------ Supplied material
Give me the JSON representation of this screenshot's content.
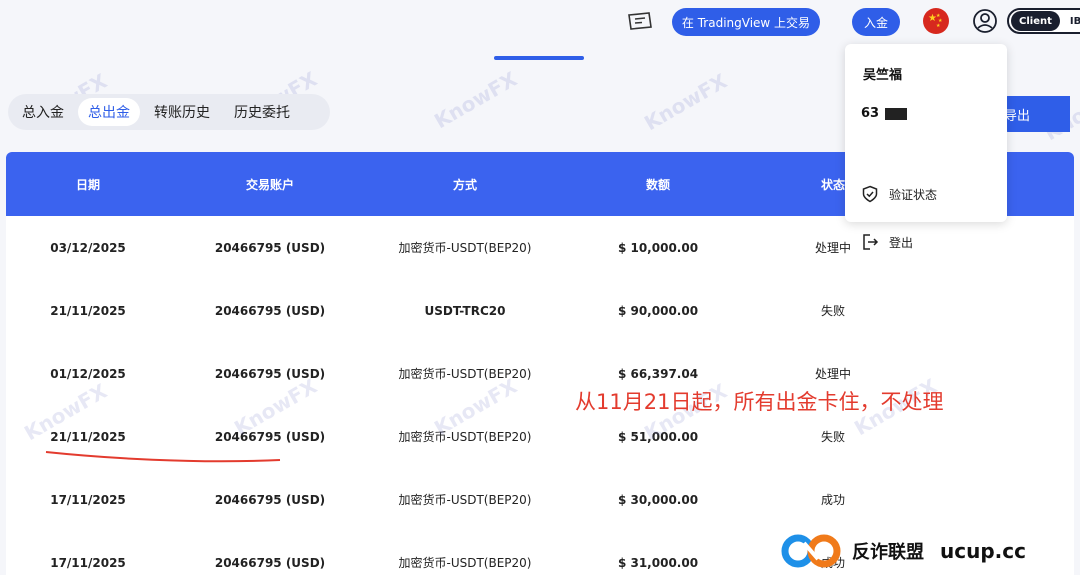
{
  "header": {
    "trade_button": "在 TradingView 上交易",
    "deposit_button": "入金",
    "role_toggle": {
      "client": "Client",
      "ib": "IB"
    },
    "ticket_icon": "ticket-icon",
    "flag_icon": "china-flag-icon",
    "user_icon": "user-icon"
  },
  "tabs": [
    {
      "label": "总入金",
      "active": false
    },
    {
      "label": "总出金",
      "active": true
    },
    {
      "label": "转账历史",
      "active": false
    },
    {
      "label": "历史委托",
      "active": false
    }
  ],
  "export_button": "导出",
  "table": {
    "columns": [
      "日期",
      "交易账户",
      "方式",
      "数额",
      "状态"
    ],
    "rows": [
      {
        "date": "03/12/2025",
        "account": "20466795 (USD)",
        "method": "加密货币-USDT(BEP20)",
        "amount": "$ 10,000.00",
        "status": "处理中"
      },
      {
        "date": "21/11/2025",
        "account": "20466795 (USD)",
        "method": "USDT-TRC20",
        "amount": "$ 90,000.00",
        "status": "失败"
      },
      {
        "date": "01/12/2025",
        "account": "20466795 (USD)",
        "method": "加密货币-USDT(BEP20)",
        "amount": "$ 66,397.04",
        "status": "处理中"
      },
      {
        "date": "21/11/2025",
        "account": "20466795 (USD)",
        "method": "加密货币-USDT(BEP20)",
        "amount": "$ 51,000.00",
        "status": "失败"
      },
      {
        "date": "17/11/2025",
        "account": "20466795 (USD)",
        "method": "加密货币-USDT(BEP20)",
        "amount": "$ 30,000.00",
        "status": "成功"
      },
      {
        "date": "17/11/2025",
        "account": "20466795 (USD)",
        "method": "加密货币-USDT(BEP20)",
        "amount": "$ 31,000.00",
        "status": "成功"
      }
    ]
  },
  "user_menu": {
    "name": "吴竺福",
    "account_id": "63",
    "items": [
      {
        "label": "验证状态",
        "icon": "shield-check-icon"
      },
      {
        "label": "登出",
        "icon": "logout-icon"
      }
    ]
  },
  "annotation": "从11月21日起，所有出金卡住，不处理",
  "watermark": "KnowFX",
  "brand": {
    "name": "反诈联盟",
    "domain": "ucup.cc"
  },
  "colors": {
    "primary": "#2f5ee8",
    "header": "#3b63ef",
    "annotation": "#e33b2e"
  }
}
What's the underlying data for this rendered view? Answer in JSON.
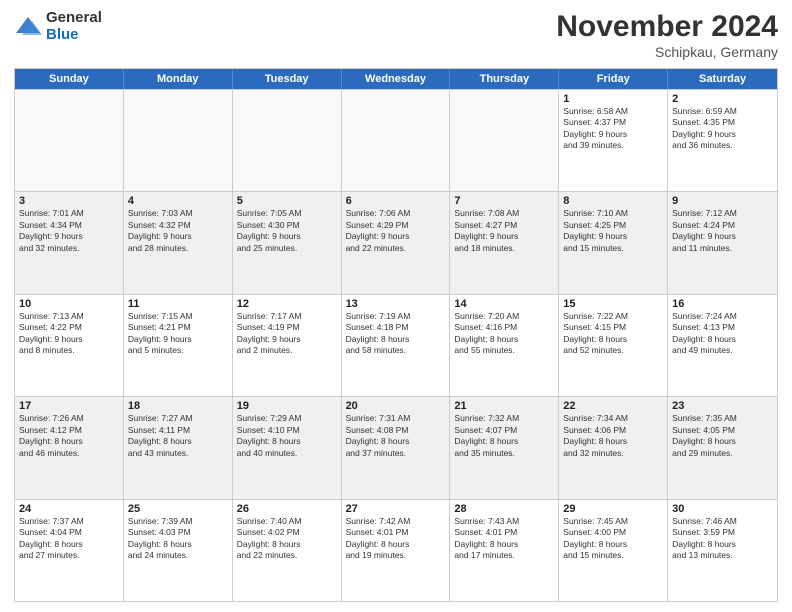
{
  "logo": {
    "general": "General",
    "blue": "Blue"
  },
  "header": {
    "month": "November 2024",
    "location": "Schipkau, Germany"
  },
  "days": [
    "Sunday",
    "Monday",
    "Tuesday",
    "Wednesday",
    "Thursday",
    "Friday",
    "Saturday"
  ],
  "rows": [
    [
      {
        "day": "",
        "info": ""
      },
      {
        "day": "",
        "info": ""
      },
      {
        "day": "",
        "info": ""
      },
      {
        "day": "",
        "info": ""
      },
      {
        "day": "",
        "info": ""
      },
      {
        "day": "1",
        "info": "Sunrise: 6:58 AM\nSunset: 4:37 PM\nDaylight: 9 hours\nand 39 minutes."
      },
      {
        "day": "2",
        "info": "Sunrise: 6:59 AM\nSunset: 4:35 PM\nDaylight: 9 hours\nand 36 minutes."
      }
    ],
    [
      {
        "day": "3",
        "info": "Sunrise: 7:01 AM\nSunset: 4:34 PM\nDaylight: 9 hours\nand 32 minutes."
      },
      {
        "day": "4",
        "info": "Sunrise: 7:03 AM\nSunset: 4:32 PM\nDaylight: 9 hours\nand 28 minutes."
      },
      {
        "day": "5",
        "info": "Sunrise: 7:05 AM\nSunset: 4:30 PM\nDaylight: 9 hours\nand 25 minutes."
      },
      {
        "day": "6",
        "info": "Sunrise: 7:06 AM\nSunset: 4:29 PM\nDaylight: 9 hours\nand 22 minutes."
      },
      {
        "day": "7",
        "info": "Sunrise: 7:08 AM\nSunset: 4:27 PM\nDaylight: 9 hours\nand 18 minutes."
      },
      {
        "day": "8",
        "info": "Sunrise: 7:10 AM\nSunset: 4:25 PM\nDaylight: 9 hours\nand 15 minutes."
      },
      {
        "day": "9",
        "info": "Sunrise: 7:12 AM\nSunset: 4:24 PM\nDaylight: 9 hours\nand 11 minutes."
      }
    ],
    [
      {
        "day": "10",
        "info": "Sunrise: 7:13 AM\nSunset: 4:22 PM\nDaylight: 9 hours\nand 8 minutes."
      },
      {
        "day": "11",
        "info": "Sunrise: 7:15 AM\nSunset: 4:21 PM\nDaylight: 9 hours\nand 5 minutes."
      },
      {
        "day": "12",
        "info": "Sunrise: 7:17 AM\nSunset: 4:19 PM\nDaylight: 9 hours\nand 2 minutes."
      },
      {
        "day": "13",
        "info": "Sunrise: 7:19 AM\nSunset: 4:18 PM\nDaylight: 8 hours\nand 58 minutes."
      },
      {
        "day": "14",
        "info": "Sunrise: 7:20 AM\nSunset: 4:16 PM\nDaylight: 8 hours\nand 55 minutes."
      },
      {
        "day": "15",
        "info": "Sunrise: 7:22 AM\nSunset: 4:15 PM\nDaylight: 8 hours\nand 52 minutes."
      },
      {
        "day": "16",
        "info": "Sunrise: 7:24 AM\nSunset: 4:13 PM\nDaylight: 8 hours\nand 49 minutes."
      }
    ],
    [
      {
        "day": "17",
        "info": "Sunrise: 7:26 AM\nSunset: 4:12 PM\nDaylight: 8 hours\nand 46 minutes."
      },
      {
        "day": "18",
        "info": "Sunrise: 7:27 AM\nSunset: 4:11 PM\nDaylight: 8 hours\nand 43 minutes."
      },
      {
        "day": "19",
        "info": "Sunrise: 7:29 AM\nSunset: 4:10 PM\nDaylight: 8 hours\nand 40 minutes."
      },
      {
        "day": "20",
        "info": "Sunrise: 7:31 AM\nSunset: 4:08 PM\nDaylight: 8 hours\nand 37 minutes."
      },
      {
        "day": "21",
        "info": "Sunrise: 7:32 AM\nSunset: 4:07 PM\nDaylight: 8 hours\nand 35 minutes."
      },
      {
        "day": "22",
        "info": "Sunrise: 7:34 AM\nSunset: 4:06 PM\nDaylight: 8 hours\nand 32 minutes."
      },
      {
        "day": "23",
        "info": "Sunrise: 7:35 AM\nSunset: 4:05 PM\nDaylight: 8 hours\nand 29 minutes."
      }
    ],
    [
      {
        "day": "24",
        "info": "Sunrise: 7:37 AM\nSunset: 4:04 PM\nDaylight: 8 hours\nand 27 minutes."
      },
      {
        "day": "25",
        "info": "Sunrise: 7:39 AM\nSunset: 4:03 PM\nDaylight: 8 hours\nand 24 minutes."
      },
      {
        "day": "26",
        "info": "Sunrise: 7:40 AM\nSunset: 4:02 PM\nDaylight: 8 hours\nand 22 minutes."
      },
      {
        "day": "27",
        "info": "Sunrise: 7:42 AM\nSunset: 4:01 PM\nDaylight: 8 hours\nand 19 minutes."
      },
      {
        "day": "28",
        "info": "Sunrise: 7:43 AM\nSunset: 4:01 PM\nDaylight: 8 hours\nand 17 minutes."
      },
      {
        "day": "29",
        "info": "Sunrise: 7:45 AM\nSunset: 4:00 PM\nDaylight: 8 hours\nand 15 minutes."
      },
      {
        "day": "30",
        "info": "Sunrise: 7:46 AM\nSunset: 3:59 PM\nDaylight: 8 hours\nand 13 minutes."
      }
    ]
  ]
}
------------
■ Prompt
Exclude all images and restate the records above word for word.

■ Complete answer
Give me the JSON representation of this screenshot's content.
{
  "header": {
    "trade_button": "在 TradingView 上交易",
    "deposit_button": "入金",
    "role_toggle": {
      "client": "Client",
      "ib": "IB"
    },
    "ticket_icon": "ticket-icon",
    "flag_icon": "china-flag-icon",
    "user_icon": "user-icon"
  },
  "tabs": [
    {
      "label": "总入金",
      "active": false
    },
    {
      "label": "总出金",
      "active": true
    },
    {
      "label": "转账历史",
      "active": false
    },
    {
      "label": "历史委托",
      "active": false
    }
  ],
  "export_button": "导出",
  "table": {
    "columns": [
      "日期",
      "交易账户",
      "方式",
      "数额",
      "状态"
    ],
    "rows": [
      {
        "date": "03/12/2025",
        "account": "20466795 (USD)",
        "method": "加密货币-USDT(BEP20)",
        "amount": "$ 10,000.00",
        "status": "处理中"
      },
      {
        "date": "21/11/2025",
        "account": "20466795 (USD)",
        "method": "USDT-TRC20",
        "amount": "$ 90,000.00",
        "status": "失败"
      },
      {
        "date": "01/12/2025",
        "account": "20466795 (USD)",
        "method": "加密货币-USDT(BEP20)",
        "amount": "$ 66,397.04",
        "status": "处理中"
      },
      {
        "date": "21/11/2025",
        "account": "20466795 (USD)",
        "method": "加密货币-USDT(BEP20)",
        "amount": "$ 51,000.00",
        "status": "失败"
      },
      {
        "date": "17/11/2025",
        "account": "20466795 (USD)",
        "method": "加密货币-USDT(BEP20)",
        "amount": "$ 30,000.00",
        "status": "成功"
      },
      {
        "date": "17/11/2025",
        "account": "20466795 (USD)",
        "method": "加密货币-USDT(BEP20)",
        "amount": "$ 31,000.00",
        "status": "成功"
      }
    ]
  },
  "user_menu": {
    "name": "吴竺福",
    "account_id": "63",
    "items": [
      {
        "label": "验证状态",
        "icon": "shield-check-icon"
      },
      {
        "label": "登出",
        "icon": "logout-icon"
      }
    ]
  },
  "annotation": "从11月21日起，所有出金卡住，不处理",
  "watermark": "KnowFX",
  "brand": {
    "name": "反诈联盟",
    "domain": "ucup.cc"
  },
  "colors": {
    "primary": "#2f5ee8",
    "header": "#3b63ef",
    "annotation": "#e33b2e"
  }
}
What's the underlying data for this rendered view? Answer in JSON.
{
  "logo": {
    "general": "General",
    "blue": "Blue"
  },
  "header": {
    "month": "November 2024",
    "location": "Schipkau, Germany"
  },
  "days": [
    "Sunday",
    "Monday",
    "Tuesday",
    "Wednesday",
    "Thursday",
    "Friday",
    "Saturday"
  ],
  "rows": [
    [
      {
        "day": "",
        "info": ""
      },
      {
        "day": "",
        "info": ""
      },
      {
        "day": "",
        "info": ""
      },
      {
        "day": "",
        "info": ""
      },
      {
        "day": "",
        "info": ""
      },
      {
        "day": "1",
        "info": "Sunrise: 6:58 AM\nSunset: 4:37 PM\nDaylight: 9 hours\nand 39 minutes."
      },
      {
        "day": "2",
        "info": "Sunrise: 6:59 AM\nSunset: 4:35 PM\nDaylight: 9 hours\nand 36 minutes."
      }
    ],
    [
      {
        "day": "3",
        "info": "Sunrise: 7:01 AM\nSunset: 4:34 PM\nDaylight: 9 hours\nand 32 minutes."
      },
      {
        "day": "4",
        "info": "Sunrise: 7:03 AM\nSunset: 4:32 PM\nDaylight: 9 hours\nand 28 minutes."
      },
      {
        "day": "5",
        "info": "Sunrise: 7:05 AM\nSunset: 4:30 PM\nDaylight: 9 hours\nand 25 minutes."
      },
      {
        "day": "6",
        "info": "Sunrise: 7:06 AM\nSunset: 4:29 PM\nDaylight: 9 hours\nand 22 minutes."
      },
      {
        "day": "7",
        "info": "Sunrise: 7:08 AM\nSunset: 4:27 PM\nDaylight: 9 hours\nand 18 minutes."
      },
      {
        "day": "8",
        "info": "Sunrise: 7:10 AM\nSunset: 4:25 PM\nDaylight: 9 hours\nand 15 minutes."
      },
      {
        "day": "9",
        "info": "Sunrise: 7:12 AM\nSunset: 4:24 PM\nDaylight: 9 hours\nand 11 minutes."
      }
    ],
    [
      {
        "day": "10",
        "info": "Sunrise: 7:13 AM\nSunset: 4:22 PM\nDaylight: 9 hours\nand 8 minutes."
      },
      {
        "day": "11",
        "info": "Sunrise: 7:15 AM\nSunset: 4:21 PM\nDaylight: 9 hours\nand 5 minutes."
      },
      {
        "day": "12",
        "info": "Sunrise: 7:17 AM\nSunset: 4:19 PM\nDaylight: 9 hours\nand 2 minutes."
      },
      {
        "day": "13",
        "info": "Sunrise: 7:19 AM\nSunset: 4:18 PM\nDaylight: 8 hours\nand 58 minutes."
      },
      {
        "day": "14",
        "info": "Sunrise: 7:20 AM\nSunset: 4:16 PM\nDaylight: 8 hours\nand 55 minutes."
      },
      {
        "day": "15",
        "info": "Sunrise: 7:22 AM\nSunset: 4:15 PM\nDaylight: 8 hours\nand 52 minutes."
      },
      {
        "day": "16",
        "info": "Sunrise: 7:24 AM\nSunset: 4:13 PM\nDaylight: 8 hours\nand 49 minutes."
      }
    ],
    [
      {
        "day": "17",
        "info": "Sunrise: 7:26 AM\nSunset: 4:12 PM\nDaylight: 8 hours\nand 46 minutes."
      },
      {
        "day": "18",
        "info": "Sunrise: 7:27 AM\nSunset: 4:11 PM\nDaylight: 8 hours\nand 43 minutes."
      },
      {
        "day": "19",
        "info": "Sunrise: 7:29 AM\nSunset: 4:10 PM\nDaylight: 8 hours\nand 40 minutes."
      },
      {
        "day": "20",
        "info": "Sunrise: 7:31 AM\nSunset: 4:08 PM\nDaylight: 8 hours\nand 37 minutes."
      },
      {
        "day": "21",
        "info": "Sunrise: 7:32 AM\nSunset: 4:07 PM\nDaylight: 8 hours\nand 35 minutes."
      },
      {
        "day": "22",
        "info": "Sunrise: 7:34 AM\nSunset: 4:06 PM\nDaylight: 8 hours\nand 32 minutes."
      },
      {
        "day": "23",
        "info": "Sunrise: 7:35 AM\nSunset: 4:05 PM\nDaylight: 8 hours\nand 29 minutes."
      }
    ],
    [
      {
        "day": "24",
        "info": "Sunrise: 7:37 AM\nSunset: 4:04 PM\nDaylight: 8 hours\nand 27 minutes."
      },
      {
        "day": "25",
        "info": "Sunrise: 7:39 AM\nSunset: 4:03 PM\nDaylight: 8 hours\nand 24 minutes."
      },
      {
        "day": "26",
        "info": "Sunrise: 7:40 AM\nSunset: 4:02 PM\nDaylight: 8 hours\nand 22 minutes."
      },
      {
        "day": "27",
        "info": "Sunrise: 7:42 AM\nSunset: 4:01 PM\nDaylight: 8 hours\nand 19 minutes."
      },
      {
        "day": "28",
        "info": "Sunrise: 7:43 AM\nSunset: 4:01 PM\nDaylight: 8 hours\nand 17 minutes."
      },
      {
        "day": "29",
        "info": "Sunrise: 7:45 AM\nSunset: 4:00 PM\nDaylight: 8 hours\nand 15 minutes."
      },
      {
        "day": "30",
        "info": "Sunrise: 7:46 AM\nSunset: 3:59 PM\nDaylight: 8 hours\nand 13 minutes."
      }
    ]
  ]
}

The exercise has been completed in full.